### Testo del compito
Per favore, ricopia identiche, carattere per carattere, le righe delle voci qui sotto, dalla riga che contiene "y-tick-label: 4.775 bbox=[100, 546, 188, 582]" fino alla riga che contiene "data-point-ours bbox=[495, 256, 528, 289]", comprese entrambe.

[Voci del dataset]
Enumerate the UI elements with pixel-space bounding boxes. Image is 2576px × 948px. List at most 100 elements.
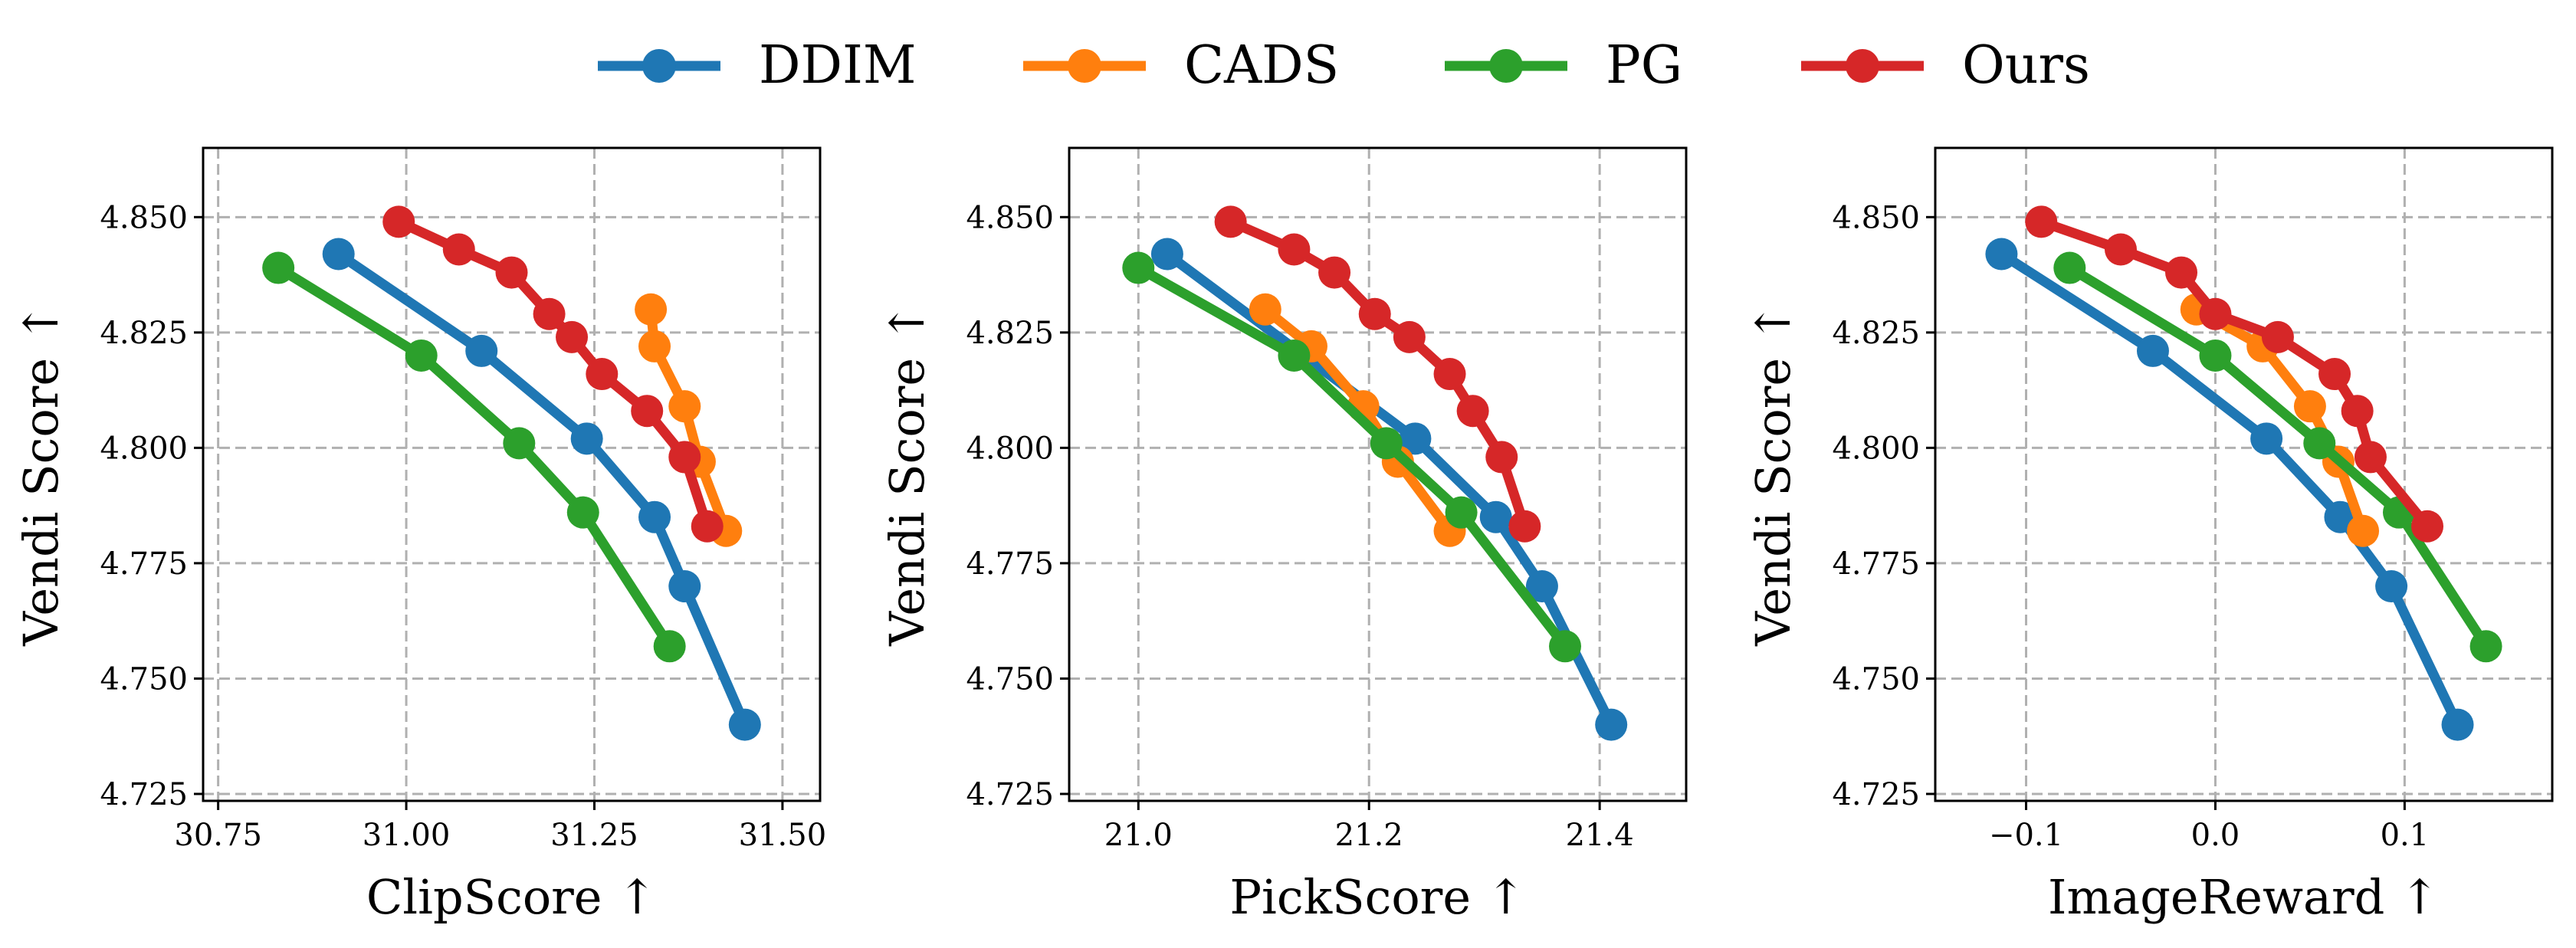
y-tick-label: 4.775 bbox=[100, 546, 188, 582]
data-point-ours bbox=[556, 320, 589, 353]
data-point-ddim bbox=[465, 334, 498, 367]
data-point-ddim bbox=[668, 570, 701, 603]
y-tick-label: 4.725 bbox=[966, 777, 1054, 812]
data-point-ours bbox=[495, 256, 528, 289]
data-point-ours bbox=[691, 510, 724, 543]
legend: DDIM CADS PG Ours bbox=[598, 35, 2090, 96]
y-axis-label: Vendi Score ↑ bbox=[13, 303, 69, 646]
panel-3: −0.1 0.0 0.1 4.725 4.750 4.775 4.800 4.825 4.850… bbox=[1745, 146, 2554, 925]
data-point-cads bbox=[635, 293, 668, 326]
data-point-pg bbox=[2469, 630, 2502, 663]
data-point-pg bbox=[503, 427, 536, 460]
series-pg bbox=[262, 251, 686, 663]
y-tick-label: 4.800 bbox=[1832, 431, 1920, 466]
legend-marker bbox=[642, 49, 676, 83]
data-point-ddim bbox=[2250, 422, 2283, 455]
y-tick-label: 4.800 bbox=[966, 431, 1054, 466]
x-axis-label: ClipScore ↑ bbox=[366, 869, 657, 925]
legend-label: DDIM bbox=[759, 35, 917, 96]
data-point-ours bbox=[2411, 510, 2444, 543]
series-ours bbox=[2025, 205, 2444, 543]
data-point-ddim bbox=[1525, 570, 1558, 603]
axes-frame bbox=[1068, 146, 1688, 802]
y-tick-label: 4.850 bbox=[966, 200, 1054, 235]
data-point-ours bbox=[1508, 510, 1541, 543]
y-tick-label: 4.750 bbox=[1832, 661, 1920, 697]
data-point-ddim bbox=[1595, 708, 1628, 741]
axes-frame bbox=[1934, 146, 2554, 802]
data-point-ours bbox=[1318, 256, 1351, 289]
data-point-ours bbox=[2199, 297, 2232, 330]
data-point-pg bbox=[2303, 427, 2336, 460]
series-line-ddim bbox=[333, 249, 750, 730]
legend-label: Ours bbox=[1962, 35, 2090, 96]
x-tick-label: 0.0 bbox=[2191, 818, 2240, 853]
data-point-ours bbox=[631, 395, 664, 428]
data-point-ours bbox=[1433, 358, 1466, 391]
data-point-ours bbox=[2025, 205, 2058, 238]
data-point-ours bbox=[1358, 297, 1391, 330]
data-point-ours bbox=[1278, 233, 1311, 266]
data-point-pg bbox=[2053, 251, 2086, 284]
x-tick-label: 31.00 bbox=[363, 818, 451, 853]
data-point-pg bbox=[405, 339, 438, 372]
gridlines bbox=[1935, 148, 2552, 801]
data-point-pg bbox=[262, 251, 295, 284]
data-point-pg bbox=[1370, 427, 1403, 460]
x-axis-label: PickScore ↑ bbox=[1229, 869, 1525, 925]
data-point-ours bbox=[1456, 395, 1489, 428]
y-tick-label: 4.800 bbox=[100, 431, 188, 466]
legend-marker bbox=[1489, 49, 1523, 83]
data-point-ddim bbox=[322, 238, 355, 271]
data-point-pg bbox=[566, 496, 599, 529]
y-tick-label: 4.850 bbox=[1832, 200, 1920, 235]
panel-1: 30.75 31.00 31.25 31.50 4.725 4.750 4.775 4.800… bbox=[13, 146, 826, 925]
axes-frame bbox=[202, 146, 822, 802]
series-ours bbox=[1214, 205, 1541, 543]
gridlines bbox=[203, 148, 820, 801]
x-tick-label: 21.0 bbox=[1104, 818, 1173, 853]
y-tick-label: 4.725 bbox=[1832, 777, 1920, 812]
legend-item-cads: CADS bbox=[1023, 35, 1339, 96]
data-point-ddim bbox=[570, 422, 603, 455]
data-point-ddim bbox=[1399, 422, 1432, 455]
x-tick-label: 21.2 bbox=[1335, 818, 1403, 853]
data-point-ddim bbox=[2136, 334, 2169, 367]
data-point-ours bbox=[586, 358, 619, 391]
data-point-pg bbox=[1122, 251, 1155, 284]
data-point-ddim bbox=[1479, 500, 1512, 533]
data-point-cads bbox=[2347, 514, 2380, 547]
y-tick-label: 4.750 bbox=[100, 661, 188, 697]
y-tick-label: 4.825 bbox=[1832, 316, 1920, 351]
data-point-pg bbox=[1445, 496, 1478, 529]
data-point-ddim bbox=[2441, 708, 2474, 741]
data-point-pg bbox=[653, 630, 686, 663]
data-point-ours bbox=[2354, 441, 2387, 474]
y-tick-label: 4.825 bbox=[966, 316, 1054, 351]
legend-item-ddim: DDIM bbox=[598, 35, 917, 96]
data-point-ours bbox=[1393, 320, 1426, 353]
data-point-ddim bbox=[1985, 238, 2018, 271]
y-axis-label: Vendi Score ↑ bbox=[879, 303, 935, 646]
data-point-ours bbox=[2104, 233, 2137, 266]
data-point-cads bbox=[2293, 390, 2326, 423]
data-point-ddim bbox=[1150, 238, 1183, 271]
y-tick-label: 4.850 bbox=[100, 200, 188, 235]
series-ours bbox=[382, 205, 724, 543]
data-point-cads bbox=[668, 390, 701, 423]
panel-2: 21.0 21.2 21.4 4.725 4.750 4.775 4.800 4.825 4.8… bbox=[879, 146, 1688, 925]
x-tick-label: −0.1 bbox=[1989, 818, 2063, 853]
y-tick-label: 4.825 bbox=[100, 316, 188, 351]
legend-marker bbox=[1846, 49, 1879, 83]
data-point-pg bbox=[1278, 339, 1311, 372]
data-point-ddim bbox=[2375, 570, 2408, 603]
data-point-ours bbox=[2165, 256, 2198, 289]
data-point-ours bbox=[668, 441, 701, 474]
data-point-ours bbox=[1214, 205, 1247, 238]
legend-label: PG bbox=[1606, 35, 1682, 96]
series-ddim bbox=[322, 238, 761, 741]
series-pg bbox=[2053, 251, 2502, 663]
data-point-ours bbox=[1485, 441, 1518, 474]
x-tick-label: 30.75 bbox=[174, 818, 262, 853]
x-tick-label: 31.25 bbox=[550, 818, 638, 853]
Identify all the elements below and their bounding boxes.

### Risposta al compito
y-tick-label: 4.775 bbox=[100, 546, 188, 582]
data-point-ours bbox=[556, 320, 589, 353]
data-point-ddim bbox=[465, 334, 498, 367]
data-point-ddim bbox=[668, 570, 701, 603]
y-tick-label: 4.725 bbox=[966, 777, 1054, 812]
data-point-ours bbox=[495, 256, 528, 289]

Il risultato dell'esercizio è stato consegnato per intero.